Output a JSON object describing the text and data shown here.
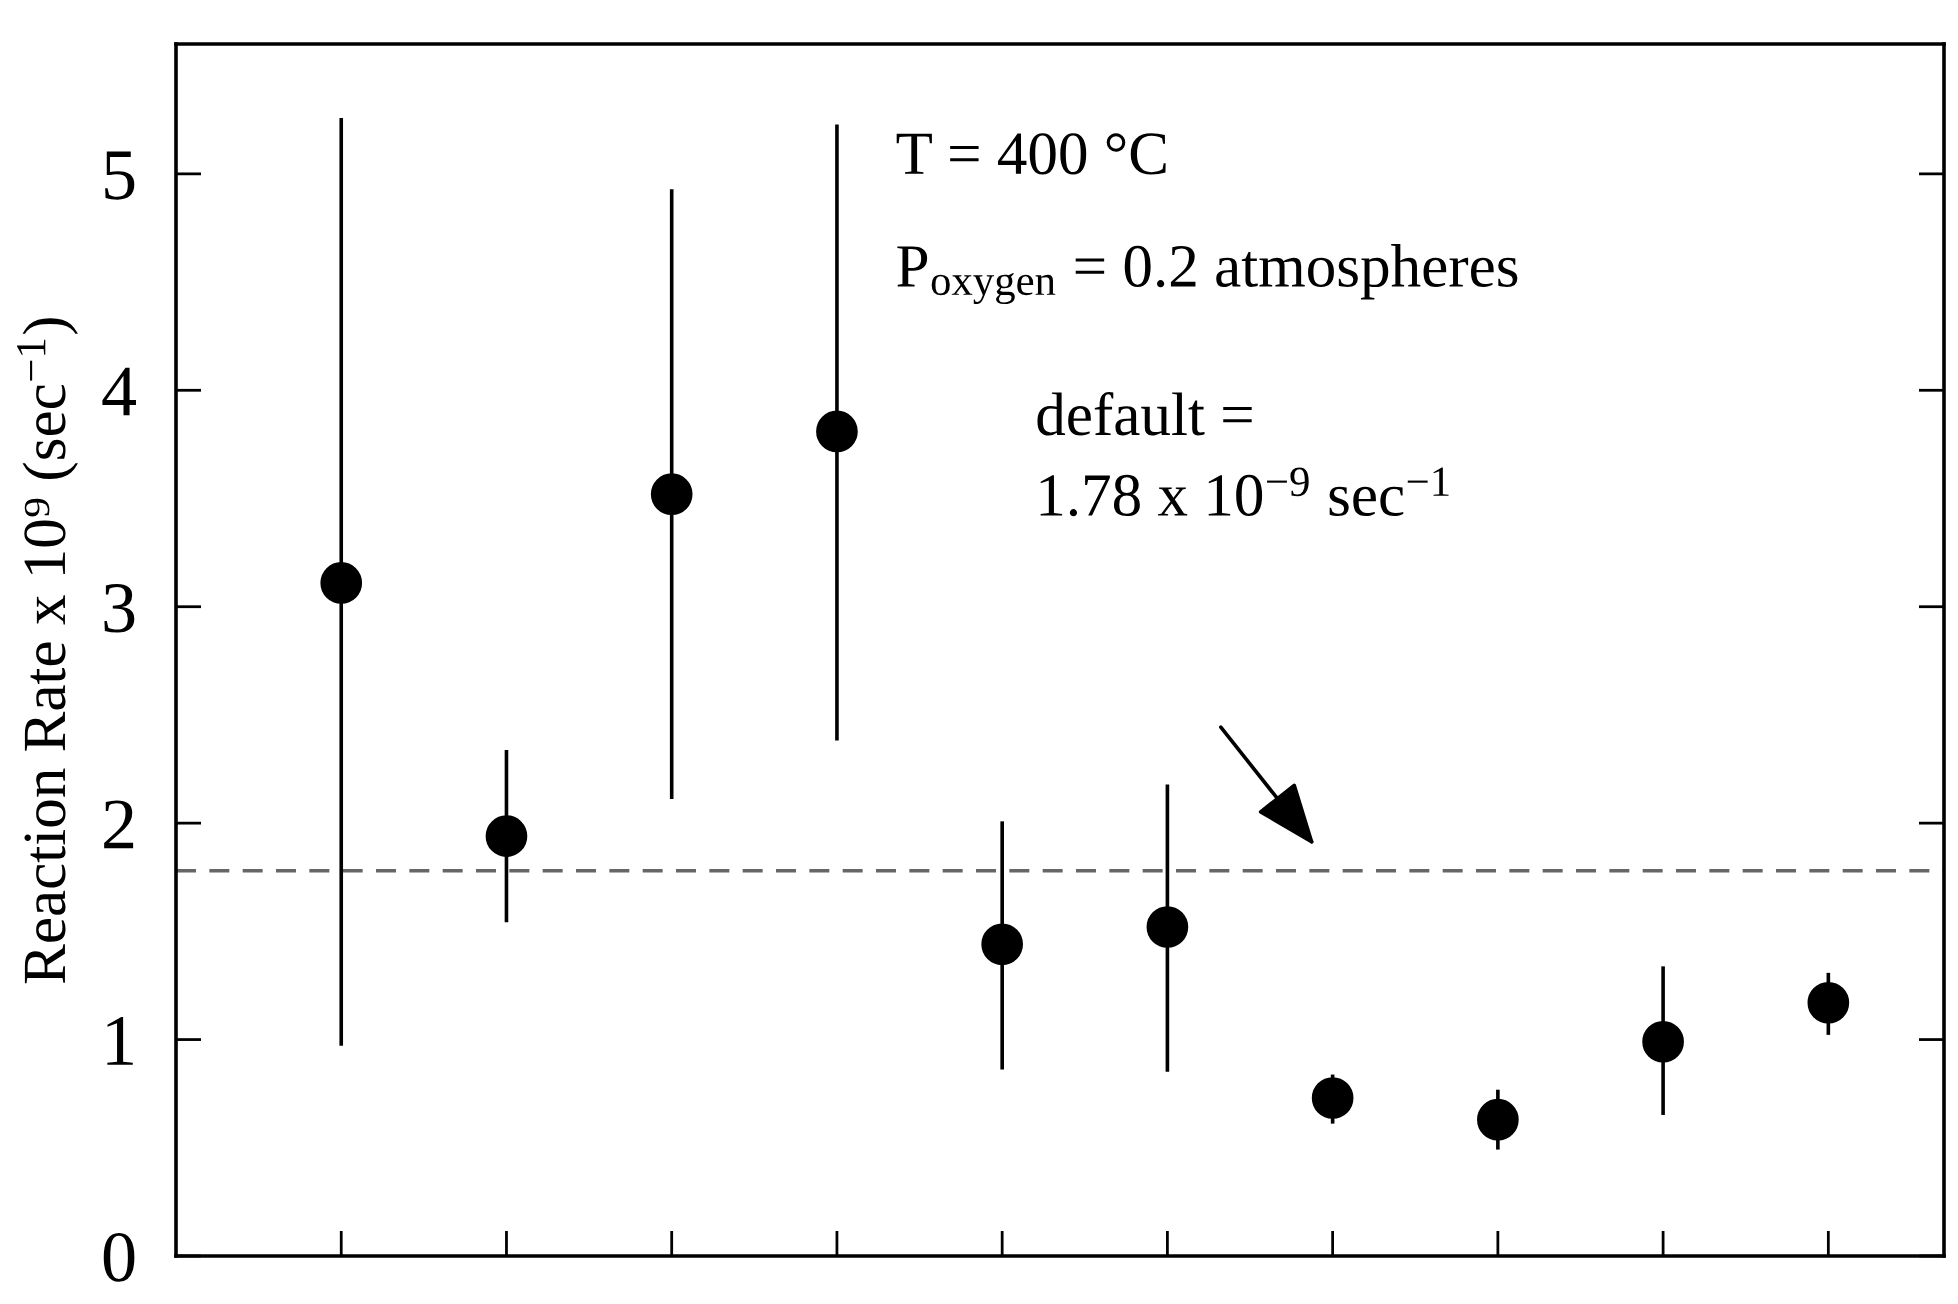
{
  "chart_data": {
    "type": "scatter",
    "ylabel": "Reaction Rate x 10⁹ (sec$^{−1}$)",
    "categories": [
      null,
      null,
      null,
      null,
      null,
      null,
      null,
      null,
      null,
      null
    ],
    "series": [
      {
        "color": "#000000",
        "values": [
          3.11,
          1.94,
          3.52,
          3.81,
          1.44,
          1.52,
          0.73,
          0.63,
          0.99,
          1.17
        ],
        "errors": [
          [
            0.98,
            5.25
          ],
          [
            1.55,
            2.33
          ],
          [
            2.12,
            4.92
          ],
          [
            2.39,
            5.22
          ],
          [
            0.87,
            2.0
          ],
          [
            0.86,
            2.17
          ],
          [
            0.62,
            0.83
          ],
          [
            0.5,
            0.76
          ],
          [
            0.66,
            1.33
          ],
          [
            1.03,
            1.3
          ]
        ]
      }
    ],
    "ylim": [
      0,
      5.6
    ],
    "yticks": [
      0,
      1,
      2,
      3,
      4,
      5
    ],
    "marker": "circle",
    "grid": false,
    "legend": false,
    "ref_lines": [
      {
        "axis": "y",
        "value": 1.78,
        "color": "#666666",
        "line_style": "dashed"
      }
    ],
    "annotations": [
      "T = 400 °C",
      "P$_{oxygen}$ = 0.2 atmospheres",
      "default =\n1.78 x 10$^{−9}$ sec$^{−1}$"
    ]
  }
}
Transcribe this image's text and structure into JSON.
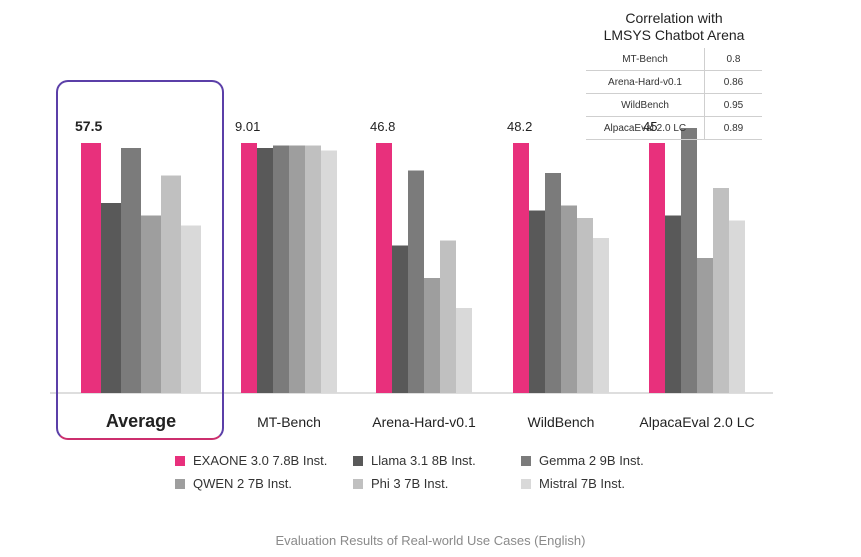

-- -- --

GOAL
Make an exact copy of the whole listing, but don't bring over any pictures.

ANSWER BELOW
Output a JSON object describing the text and data shown here.
{
  "chart_data": {
    "type": "scatter",
    "ylabel": "Reaction Rate x 10⁹ (sec$^{−1}$)",
    "categories": [
      null,
      null,
      null,
      null,
      null,
      null,
      null,
      null,
      null,
      null
    ],
    "series": [
      {
        "color": "#000000",
        "values": [
          3.11,
          1.94,
          3.52,
          3.81,
          1.44,
          1.52,
          0.73,
          0.63,
          0.99,
          1.17
        ],
        "errors": [
          [
            0.98,
            5.25
          ],
          [
            1.55,
            2.33
          ],
          [
            2.12,
            4.92
          ],
          [
            2.39,
            5.22
          ],
          [
            0.87,
            2.0
          ],
          [
            0.86,
            2.17
          ],
          [
            0.62,
            0.83
          ],
          [
            0.5,
            0.76
          ],
          [
            0.66,
            1.33
          ],
          [
            1.03,
            1.3
          ]
        ]
      }
    ],
    "ylim": [
      0,
      5.6
    ],
    "yticks": [
      0,
      1,
      2,
      3,
      4,
      5
    ],
    "marker": "circle",
    "grid": false,
    "legend": false,
    "ref_lines": [
      {
        "axis": "y",
        "value": 1.78,
        "color": "#666666",
        "line_style": "dashed"
      }
    ],
    "annotations": [
      "T = 400 °C",
      "P$_{oxygen}$ = 0.2 atmospheres",
      "default =\n1.78 x 10$^{−9}$ sec$^{−1}$"
    ]
  }
}
Transcribe this image's text and structure into JSON.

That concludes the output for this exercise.